» **PROBLEM DETAILS**: Copy out every line that contains the word "далее".

» **EXERCISE MATERIALS**:

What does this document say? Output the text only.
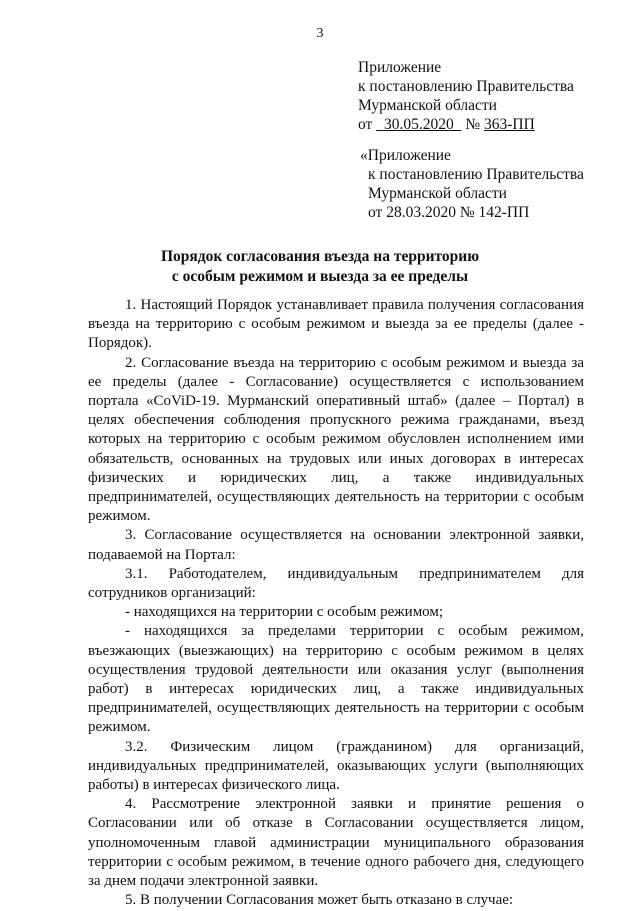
3
Приложение
к постановлению Правительства
Мурманской области
от 30.05.2020 № 363-ПП
«Приложение
к постановлению Правительства
Мурманской области
от 28.03.2020 № 142-ПП
Порядок согласования въезда на территорию
с особым режимом и выезда за ее пределы

1. Настоящий Порядок устанавливает правила получения согласования въезда на территорию с особым режимом и выезда за ее пределы (далее - Порядок).

2. Согласование въезда на территорию с особым режимом и выезда за ее пределы (далее - Согласование) осуществляется с использованием портала «CoViD-19. Мурманский оперативный штаб» (далее – Портал) в целях обеспечения соблюдения пропускного режима гражданами, въезд которых на территорию с особым режимом обусловлен исполнением ими обязательств, основанных на трудовых или иных договорах в интересах физических и юридических лиц, а также индивидуальных предпринимателей, осуществляющих деятельность на территории с особым режимом.

3. Согласование осуществляется на основании электронной заявки, подаваемой на Портал:

3.1. Работодателем, индивидуальным предпринимателем для

сотрудников организаций:

- находящихся на территории с особым режимом;

- находящихся за пределами территории с особым режимом,

въезжающих (выезжающих) на территорию с особым режимом в целях осуществления трудовой деятельности или оказания услуг (выполнения работ) в интересах юридических лиц, а также индивидуальных предпринимателей, осуществляющих деятельность на территории с особым режимом.

3.2. Физическим лицом (гражданином) для организаций,

индивидуальных предпринимателей, оказывающих услуги (выполняющих работы) в интересах физического лица.

4. Рассмотрение электронной заявки и принятие решения о Согласовании или об отказе в Согласовании осуществляется лицом, уполномоченным главой администрации муниципального образования территории с особым режимом, в течение одного рабочего дня, следующего за днем подачи электронной заявки.

5. В получении Согласования может быть отказано в случае:
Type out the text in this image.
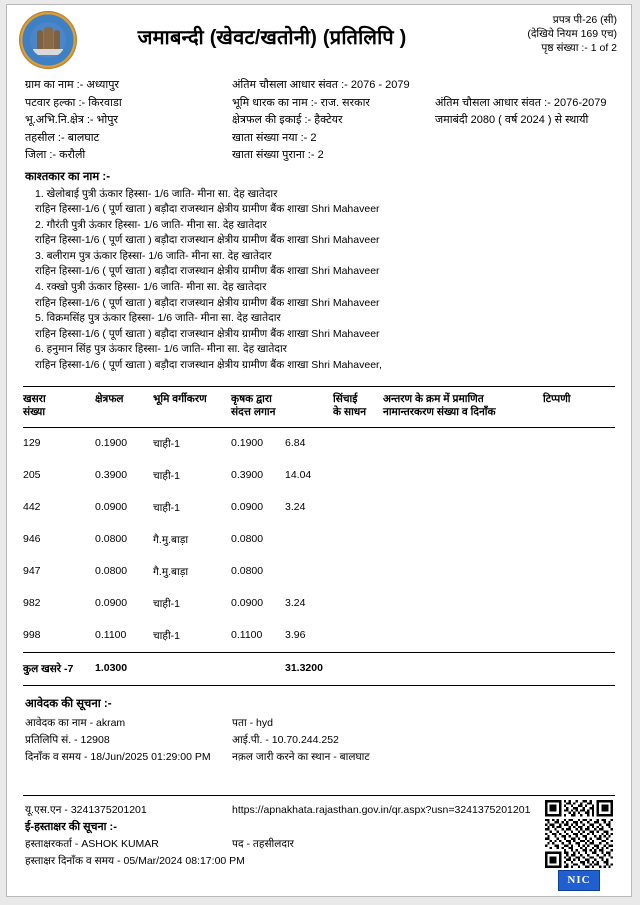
जमाबन्दी (खेवट/खतोनी) (प्रतिलिपि )
प्रपत्र पी-26 (सी)
(देखिये नियम 169 एच)
पृष्ठ संख्या :- 1 of 2
ग्राम का नाम :- अध्यापुर	अंतिम चौसला आधार संवत :- 2076 - 2079
पटवार हल्का :- किरवाडा	भूमि धारक का नाम :- राज. सरकार	अंतिम चौसला आधार संवत :- 2076-2079
भू.अभि.नि.क्षेत्र :- भोपुर	क्षेत्रफल की इकाई :- हैक्टेयर	जमाबंदी 2080 ( वर्ष 2024 ) से स्थायी
तहसील :- बालघाट	खाता संख्या नया :- 2
जिला :- करौली	खाता संख्या पुराना :- 2
काश्तकार का नाम :-
1. खेलोबाई पुत्री ऊंकार हिस्सा- 1/6 जाति- मीना सा. देह खातेदार
राहिन हिस्सा-1/6 ( पूर्ण खाता ) बड़ौदा राजस्थान क्षेत्रीय ग्रामीण बैंक शाखा Shri Mahaveer
2. गौरंती पुत्री ऊंकार हिस्सा- 1/6 जाति- मीना सा. देह खातेदार
राहिन हिस्सा-1/6 ( पूर्ण खाता ) बड़ौदा राजस्थान क्षेत्रीय ग्रामीण बैंक शाखा Shri Mahaveer
3. बलीराम पुत्र ऊंकार हिस्सा- 1/6 जाति- मीना सा. देह खातेदार
राहिन हिस्सा-1/6 ( पूर्ण खाता ) बड़ौदा राजस्थान क्षेत्रीय ग्रामीण बैंक शाखा Shri Mahaveer
4. रक्खो पुत्री ऊंकार हिस्सा- 1/6 जाति- मीना सा. देह खातेदार
राहिन हिस्सा-1/6 ( पूर्ण खाता ) बड़ौदा राजस्थान क्षेत्रीय ग्रामीण बैंक शाखा Shri Mahaveer
5. विक्रमसिंह पुत्र ऊंकार हिस्सा- 1/6 जाति- मीना सा. देह खातेदार
राहिन हिस्सा-1/6 ( पूर्ण खाता ) बड़ौदा राजस्थान क्षेत्रीय ग्रामीण बैंक शाखा Shri Mahaveer
6. हनुमान सिंह पुत्र ऊंकार हिस्सा- 1/6 जाति- मीना सा. देह खातेदार
राहिन हिस्सा-1/6 ( पूर्ण खाता ) बड़ौदा राजस्थान क्षेत्रीय ग्रामीण बैंक शाखा Shri Mahaveer,
खसरा
संख्या
	क्षेत्रफल	भूमि वर्गीकरण	कृषक द्वारा
संदत्त लगान
		सिंचाई
के साधन
	अन्तरण के क्रम में प्रमाणित
नामान्तरकरण संख्या व दिनाँक
	टिप्पणी
129	0.1900	चाही-1	0.1900	6.84			
205	0.3900	चाही-1	0.3900	14.04			
442	0.0900	चाही-1	0.0900	3.24			
946	0.0800	गै.मु.बाड़ा	0.0800				
947	0.0800	गै.मु.बाड़ा	0.0800				
982	0.0900	चाही-1	0.0900	3.24			
998	0.1100	चाही-1	0.1100	3.96			
कुल खसरे -7	1.0300			31.3200			
आवेदक की सूचना :-
आवेदक का नाम - akram	पता - hyd
प्रतिलिपि सं. - 12908	आई.पी. - 10.70.244.252
दिनाँक व समय - 18/Jun/2025 01:29:00 PM नक़ल जारी करने का स्थान - बालघाट
यू.एस.एन - 3241375201201	https://apnakhata.rajasthan.gov.in/qr.aspx?usn=3241375201201
ई-हस्ताक्षर की सूचना :-
हस्ताक्षरकर्ता - ASHOK KUMAR	पद - तहसीलदार
हस्ताक्षर दिनाँक व समय - 05/Mar/2024 08:17:00 PM
NIC
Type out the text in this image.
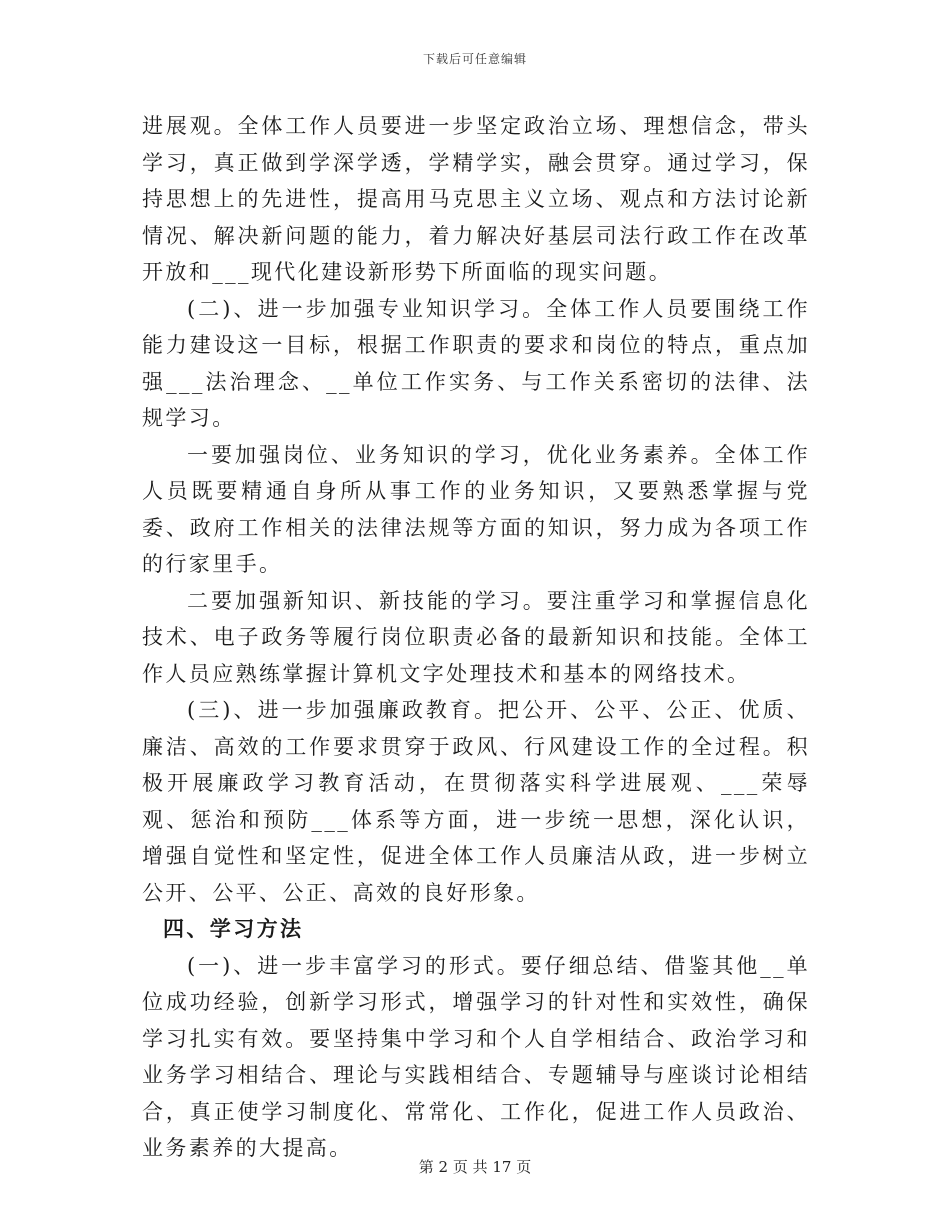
下载后可任意编辑

进展观。全体工作人员要进一步坚定政治立场、理想信念，带头学习，真正做到学深学透，学精学实，融会贯穿。通过学习，保持思想上的先进性，提高用马克思主义立场、观点和方法讨论新情况、解决新问题的能力，着力解决好基层司法行政工作在改革开放和___现代化建设新形势下所面临的现实问题。

(二)、进一步加强专业知识学习。全体工作人员要围绕工作能力建设这一目标，根据工作职责的要求和岗位的特点，重点加强___法治理念、__单位工作实务、与工作关系密切的法律、法规学习。

一要加强岗位、业务知识的学习，优化业务素养。全体工作人员既要精通自身所从事工作的业务知识，又要熟悉掌握与党委、政府工作相关的法律法规等方面的知识，努力成为各项工作的行家里手。

二要加强新知识、新技能的学习。要注重学习和掌握信息化技术、电子政务等履行岗位职责必备的最新知识和技能。全体工作人员应熟练掌握计算机文字处理技术和基本的网络技术。

(三)、进一步加强廉政教育。把公开、公平、公正、优质、廉洁、高效的工作要求贯穿于政风、行风建设工作的全过程。积极开展廉政学习教育活动，在贯彻落实科学进展观、___荣辱观、惩治和预防___体系等方面，进一步统一思想，深化认识，增强自觉性和坚定性，促进全体工作人员廉洁从政，进一步树立公开、公平、公正、高效的良好形象。

四、学习方法

(一)、进一步丰富学习的形式。要仔细总结、借鉴其他__单位成功经验，创新学习形式，增强学习的针对性和实效性，确保学习扎实有效。要坚持集中学习和个人自学相结合、政治学习和业务学习相结合、理论与实践相结合、专题辅导与座谈讨论相结合，真正使学习制度化、常常化、工作化，促进工作人员政治、业务素养的大提高。

第 2 页 共 17 页
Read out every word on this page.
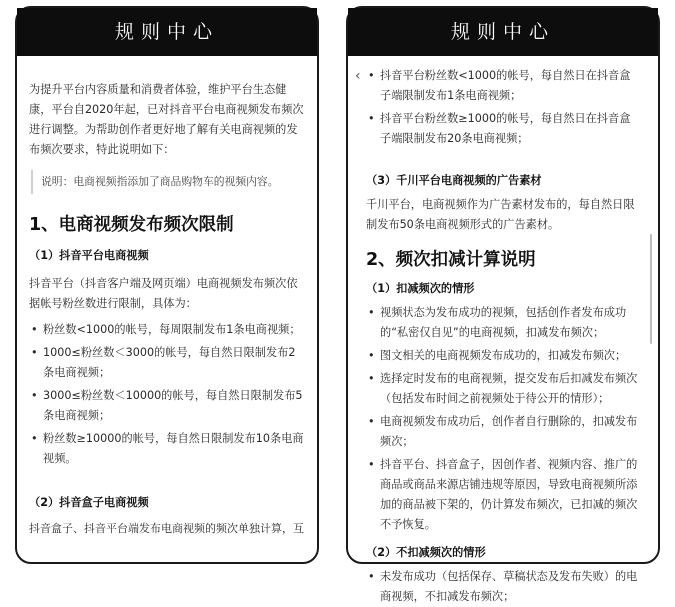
规则中心

为提升平台内容质量和消费者体验，维护平台生态健康，平台自2020年起，已对抖音平台电商视频发布频次进行调整。为帮助创作者更好地了解有关电商视频的发布频次要求，特此说明如下：

说明：电商视频指添加了商品购物车的视频内容。
1、电商视频发布频次限制
（1）抖音平台电商视频

抖音平台（抖音客户端及网页端）电商视频发布频次依据帐号粉丝数进行限制，具体为：

• 粉丝数<1000的帐号，每周限制发布1条电商视频；
• 1000≤粉丝数＜3000的帐号，每自然日限制发布2条电商视频；
• 3000≤粉丝数＜10000的帐号，每自然日限制发布5条电商视频；
• 粉丝数≥10000的帐号，每自然日限制发布10条电商视频。
（2）抖音盒子电商视频

抖音盒子、抖音平台端发布电商视频的频次单独计算，互

规则中心
‹
•	抖音平台粉丝数<1000的帐号，每自然日在抖音盒子端限制发布1条电商视频；
• 抖音平台粉丝数≥1000的帐号，每自然日在抖音盒子端限制发布20条电商视频；
（3）千川平台电商视频的广告素材

千川平台，电商视频作为广告素材发布的，每自然日限制发布50条电商视频形式的广告素材。

2、频次扣减计算说明
（1）扣减频次的情形
• 视频状态为发布成功的视频，包括创作者发布成功的“私密仅自见”的电商视频，扣减发布频次；
• 图文相关的电商视频发布成功的，扣减发布频次；
• 选择定时发布的电商视频，提交发布后扣减发布频次（包括发布时间之前视频处于待公开的情形）；
• 电商视频发布成功后，创作者自行删除的，扣减发布频次；
• 抖音平台、抖音盒子，因创作者、视频内容、推广的商品或商品来源店铺违规等原因，导致电商视频所添加的商品被下架的，仍计算发布频次，已扣减的频次不予恢复。
（2）不扣减频次的情形
• 未发布成功（包括保存、草稿状态及发布失败）的电商视频，不扣减发布频次；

» **ANSWER IN FULL**:
1. Настоящий Порядок устанавливает правила получения согласования въезда на территорию с особым режимом и выезда за ее пределы (далее - Порядок).
2. Согласование въезда на территорию с особым режимом и выезда за ее пределы (далее - Согласование) осуществляется с использованием портала «CoViD-19. Мурманский оперативный штаб» (далее – Портал) в целях обеспечения соблюдения пропускного режима гражданами, въезд которых на территорию с особым режимом обусловлен исполнением ими обязательств, основанных на трудовых или иных договорах в интересах физических и юридических лиц, а также индивидуальных предпринимателей, осуществляющих деятельность на территории с особым режимом.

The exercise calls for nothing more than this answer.